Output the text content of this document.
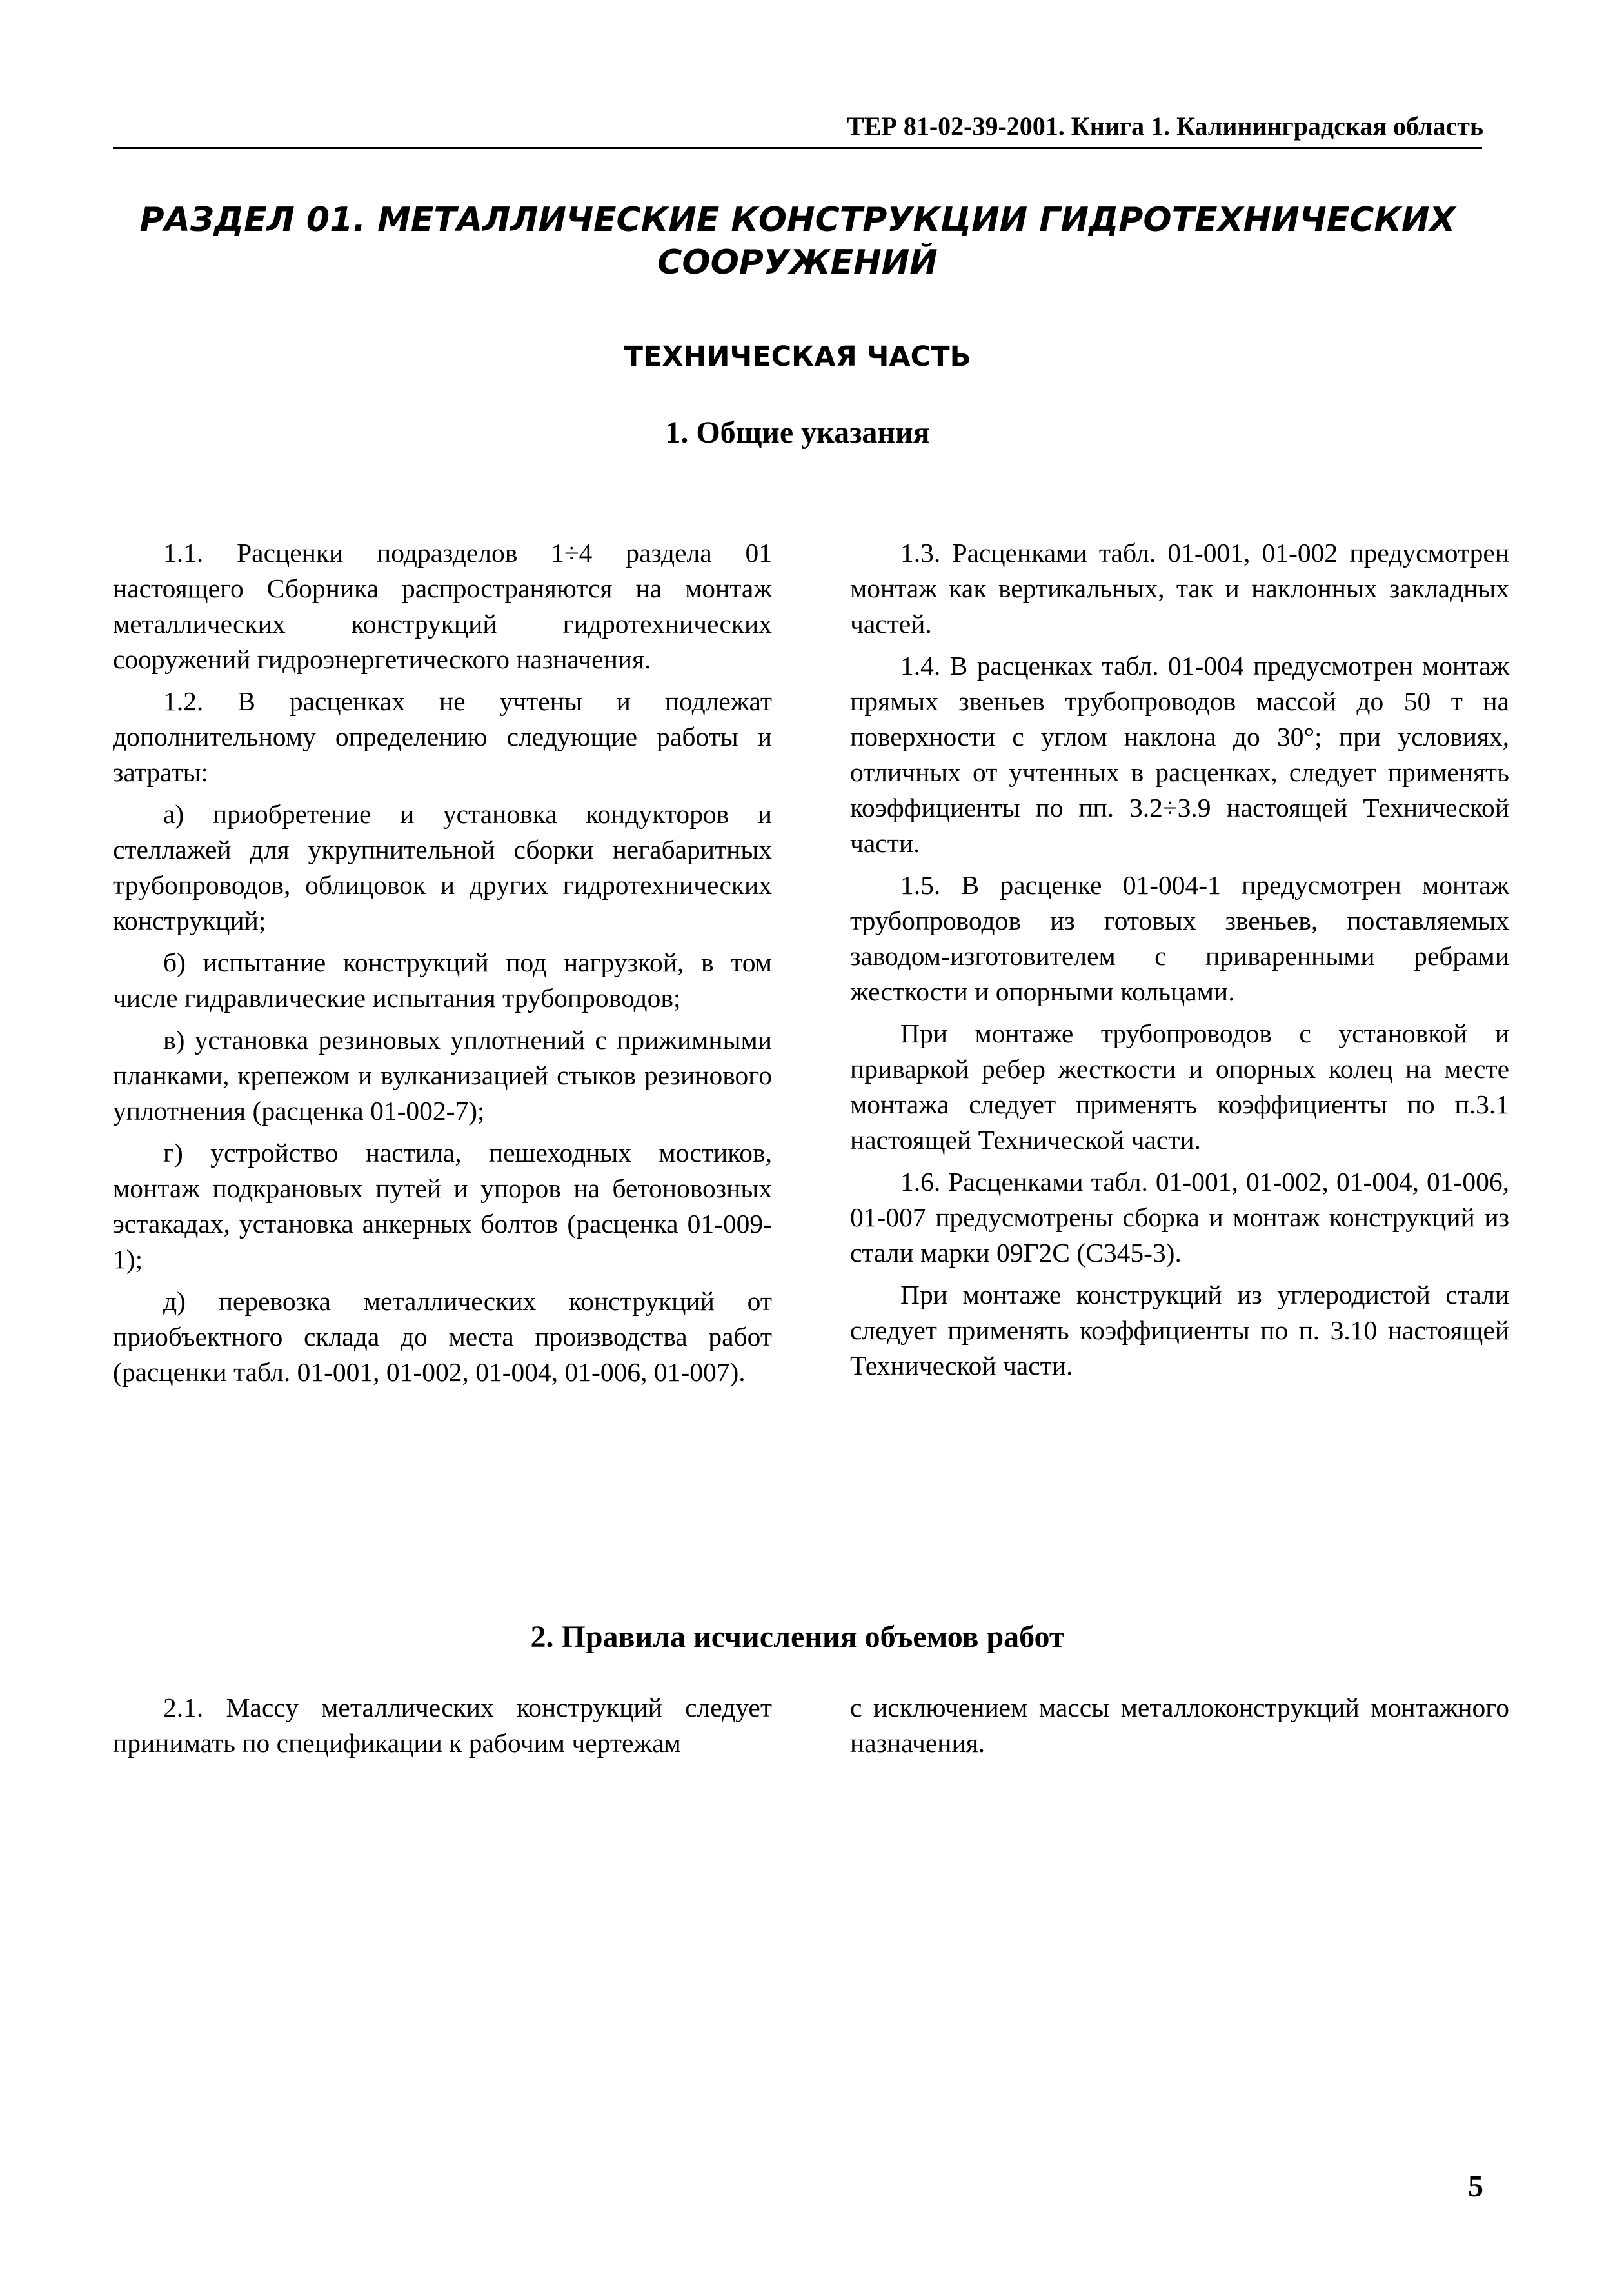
ТЕР 81-02-39-2001. Книга 1. Калининградская область
РАЗДЕЛ 01. МЕТАЛЛИЧЕСКИЕ КОНСТРУКЦИИ ГИДРОТЕХНИЧЕСКИХ СООРУЖЕНИЙ
ТЕХНИЧЕСКАЯ ЧАСТЬ
1. Общие указания

1.1. Расценки подразделов 1÷4 раздела 01 настоящего Сборника распространяются на монтаж металлических конструкций гидротехнических сооружений гидроэнергетического назначения.

1.2. В расценках не учтены и подлежат дополнительному определению следующие работы и затраты:

а) приобретение и установка кондукторов и стеллажей для укрупнительной сборки негабаритных трубопроводов, облицовок и других гидротехнических конструкций;

б) испытание конструкций под нагрузкой, в том числе гидравлические испытания трубопроводов;

в) установка резиновых уплотнений с прижимными планками, крепежом и вулканизацией стыков резинового уплотнения (расценка 01-002-7);

г) устройство настила, пешеходных мостиков, монтаж подкрановых путей и упоров на бетоновозных эстакадах, установка анкерных болтов (расценка 01-009-1);

д) перевозка металлических конструкций от приобъектного склада до места производства работ (расценки табл. 01-001, 01-002, 01-004, 01-006, 01-007).

1.3. Расценками табл. 01-001, 01-002 предусмотрен монтаж как вертикальных, так и наклонных закладных частей.

1.4. В расценках табл. 01-004 предусмотрен монтаж прямых звеньев трубопроводов массой до 50 т на поверхности с углом наклона до 30°; при условиях, отличных от учтенных в расценках, следует применять коэффициенты по пп. 3.2÷3.9 настоящей Технической части.

1.5. В расценке 01-004-1 предусмотрен монтаж трубопроводов из готовых звеньев, поставляемых заводом-изготовителем с приваренными ребрами жесткости и опорными кольцами.

При монтаже трубопроводов с установкой и приваркой ребер жесткости и опорных колец на месте монтажа следует применять коэффициенты по п.3.1 настоящей Технической части.

1.6. Расценками табл. 01-001, 01-002, 01-004, 01-006, 01-007 предусмотрены сборка и монтаж конструкций из стали марки 09Г2С (С345-3).

При монтаже конструкций из углеродистой стали следует применять коэффициенты по п. 3.10 настоящей Технической части.

2. Правила исчисления объемов работ

2.1. Массу металлических конструкций следует принимать по спецификации к рабочим чертежам

с исключением массы металлоконструкций монтажного назначения.

5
**********
* **Exercise details**:
Gather every line from the entries above where the word "трубопроводов" appears, and copy them.

* **Right answer**:
а) приобретение и установка кондукторов и стеллажей для укрупнительной сборки негабаритных трубопроводов, облицовок и других гидротехнических конструкций;
б) испытание конструкций под нагрузкой, в том числе гидравлические испытания трубопроводов;
1.4. В расценках табл. 01-004 предусмотрен монтаж прямых звеньев трубопроводов массой до 50 т на поверхности с углом наклона до 30°; при условиях, отличных от учтенных в расценках, следует применять коэффициенты по пп. 3.2÷3.9 настоящей Технической части.
1.5. В расценке 01-004-1 предусмотрен монтаж трубопроводов из готовых звеньев, поставляемых заводом-изготовителем с приваренными ребрами жесткости и опорными кольцами.
При монтаже трубопроводов с установкой и приваркой ребер жесткости и опорных колец на месте монтажа следует применять коэффициенты по п.3.1 настоящей Технической части.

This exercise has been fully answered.